### What you need to do
Write out every entry exactly as given, but omit the pictures.

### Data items
================
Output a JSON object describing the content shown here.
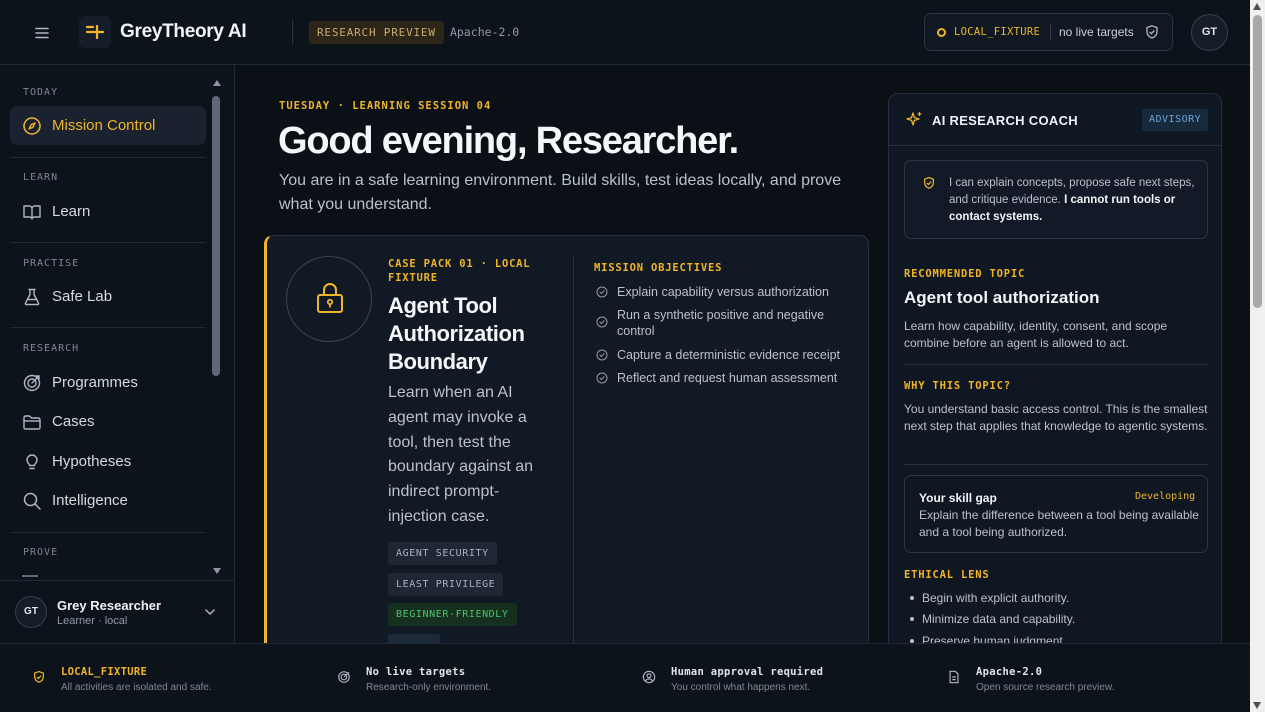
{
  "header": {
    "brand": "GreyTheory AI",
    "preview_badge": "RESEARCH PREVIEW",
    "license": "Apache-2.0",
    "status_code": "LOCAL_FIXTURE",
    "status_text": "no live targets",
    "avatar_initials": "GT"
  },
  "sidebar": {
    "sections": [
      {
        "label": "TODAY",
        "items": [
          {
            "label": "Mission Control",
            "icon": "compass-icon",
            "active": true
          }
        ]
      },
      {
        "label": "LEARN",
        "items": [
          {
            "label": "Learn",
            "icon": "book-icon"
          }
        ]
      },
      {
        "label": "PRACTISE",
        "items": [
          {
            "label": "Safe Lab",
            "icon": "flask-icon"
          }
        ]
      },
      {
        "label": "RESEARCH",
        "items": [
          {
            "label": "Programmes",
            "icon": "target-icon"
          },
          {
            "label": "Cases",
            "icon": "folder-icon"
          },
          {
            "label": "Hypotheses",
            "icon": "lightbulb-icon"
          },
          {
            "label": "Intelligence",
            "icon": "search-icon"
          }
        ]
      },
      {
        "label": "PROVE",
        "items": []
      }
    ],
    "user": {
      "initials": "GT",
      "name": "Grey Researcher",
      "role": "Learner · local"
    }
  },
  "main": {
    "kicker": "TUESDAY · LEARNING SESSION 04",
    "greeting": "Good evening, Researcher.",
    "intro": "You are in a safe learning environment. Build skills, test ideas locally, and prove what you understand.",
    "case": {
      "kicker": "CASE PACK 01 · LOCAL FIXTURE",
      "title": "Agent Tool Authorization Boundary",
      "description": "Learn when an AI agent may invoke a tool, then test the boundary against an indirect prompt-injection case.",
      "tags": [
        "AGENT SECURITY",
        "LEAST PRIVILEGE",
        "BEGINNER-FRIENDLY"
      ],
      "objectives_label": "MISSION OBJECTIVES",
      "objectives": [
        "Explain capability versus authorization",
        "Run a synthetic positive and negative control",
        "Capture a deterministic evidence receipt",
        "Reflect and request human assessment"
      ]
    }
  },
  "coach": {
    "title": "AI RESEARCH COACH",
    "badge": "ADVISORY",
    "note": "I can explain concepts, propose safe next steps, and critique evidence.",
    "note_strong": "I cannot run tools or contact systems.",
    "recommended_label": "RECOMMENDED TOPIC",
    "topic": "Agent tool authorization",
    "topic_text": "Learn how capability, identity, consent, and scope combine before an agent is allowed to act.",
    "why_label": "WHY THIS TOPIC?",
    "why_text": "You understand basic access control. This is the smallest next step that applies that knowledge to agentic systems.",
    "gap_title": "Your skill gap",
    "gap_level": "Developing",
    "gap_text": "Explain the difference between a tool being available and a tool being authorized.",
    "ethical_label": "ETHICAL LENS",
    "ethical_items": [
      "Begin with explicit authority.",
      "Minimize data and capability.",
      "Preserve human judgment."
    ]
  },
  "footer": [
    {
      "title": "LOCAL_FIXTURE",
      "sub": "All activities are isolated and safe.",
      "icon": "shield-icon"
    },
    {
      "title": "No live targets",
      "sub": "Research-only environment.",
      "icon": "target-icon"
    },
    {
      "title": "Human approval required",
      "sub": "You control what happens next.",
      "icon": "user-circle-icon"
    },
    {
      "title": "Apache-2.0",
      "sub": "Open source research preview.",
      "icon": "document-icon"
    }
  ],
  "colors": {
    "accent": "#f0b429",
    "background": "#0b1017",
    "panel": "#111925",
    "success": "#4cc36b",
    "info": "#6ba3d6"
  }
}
================
### Exercise answer
Output a JSON object describing the content shown here.
{
  "header": {
    "brand": "GreyTheory AI",
    "preview_badge": "RESEARCH PREVIEW",
    "license": "Apache-2.0",
    "status_code": "LOCAL_FIXTURE",
    "status_text": "no live targets",
    "avatar_initials": "GT"
  },
  "sidebar": {
    "sections": [
      {
        "label": "TODAY",
        "items": [
          {
            "label": "Mission Control",
            "icon": "compass-icon",
            "active": true
          }
        ]
      },
      {
        "label": "LEARN",
        "items": [
          {
            "label": "Learn",
            "icon": "book-icon"
          }
        ]
      },
      {
        "label": "PRACTISE",
        "items": [
          {
            "label": "Safe Lab",
            "icon": "flask-icon"
          }
        ]
      },
      {
        "label": "RESEARCH",
        "items": [
          {
            "label": "Programmes",
            "icon": "target-icon"
          },
          {
            "label": "Cases",
            "icon": "folder-icon"
          },
          {
            "label": "Hypotheses",
            "icon": "lightbulb-icon"
          },
          {
            "label": "Intelligence",
            "icon": "search-icon"
          }
        ]
      },
      {
        "label": "PROVE",
        "items": []
      }
    ],
    "user": {
      "initials": "GT",
      "name": "Grey Researcher",
      "role": "Learner · local"
    }
  },
  "main": {
    "kicker": "TUESDAY · LEARNING SESSION 04",
    "greeting": "Good evening, Researcher.",
    "intro": "You are in a safe learning environment. Build skills, test ideas locally, and prove what you understand.",
    "case": {
      "kicker": "CASE PACK 01 · LOCAL FIXTURE",
      "title": "Agent Tool Authorization Boundary",
      "description": "Learn when an AI agent may invoke a tool, then test the boundary against an indirect prompt-injection case.",
      "tags": [
        "AGENT SECURITY",
        "LEAST PRIVILEGE",
        "BEGINNER-FRIENDLY"
      ],
      "objectives_label": "MISSION OBJECTIVES",
      "objectives": [
        "Explain capability versus authorization",
        "Run a synthetic positive and negative control",
        "Capture a deterministic evidence receipt",
        "Reflect and request human assessment"
      ]
    }
  },
  "coach": {
    "title": "AI RESEARCH COACH",
    "badge": "ADVISORY",
    "note": "I can explain concepts, propose safe next steps, and critique evidence.",
    "note_strong": "I cannot run tools or contact systems.",
    "recommended_label": "RECOMMENDED TOPIC",
    "topic": "Agent tool authorization",
    "topic_text": "Learn how capability, identity, consent, and scope combine before an agent is allowed to act.",
    "why_label": "WHY THIS TOPIC?",
    "why_text": "You understand basic access control. This is the smallest next step that applies that knowledge to agentic systems.",
    "gap_title": "Your skill gap",
    "gap_level": "Developing",
    "gap_text": "Explain the difference between a tool being available and a tool being authorized.",
    "ethical_label": "ETHICAL LENS",
    "ethical_items": [
      "Begin with explicit authority.",
      "Minimize data and capability.",
      "Preserve human judgment."
    ]
  },
  "footer": [
    {
      "title": "LOCAL_FIXTURE",
      "sub": "All activities are isolated and safe.",
      "icon": "shield-icon"
    },
    {
      "title": "No live targets",
      "sub": "Research-only environment.",
      "icon": "target-icon"
    },
    {
      "title": "Human approval required",
      "sub": "You control what happens next.",
      "icon": "user-circle-icon"
    },
    {
      "title": "Apache-2.0",
      "sub": "Open source research preview.",
      "icon": "document-icon"
    }
  ],
  "colors": {
    "accent": "#f0b429",
    "background": "#0b1017",
    "panel": "#111925",
    "success": "#4cc36b",
    "info": "#6ba3d6"
  }
}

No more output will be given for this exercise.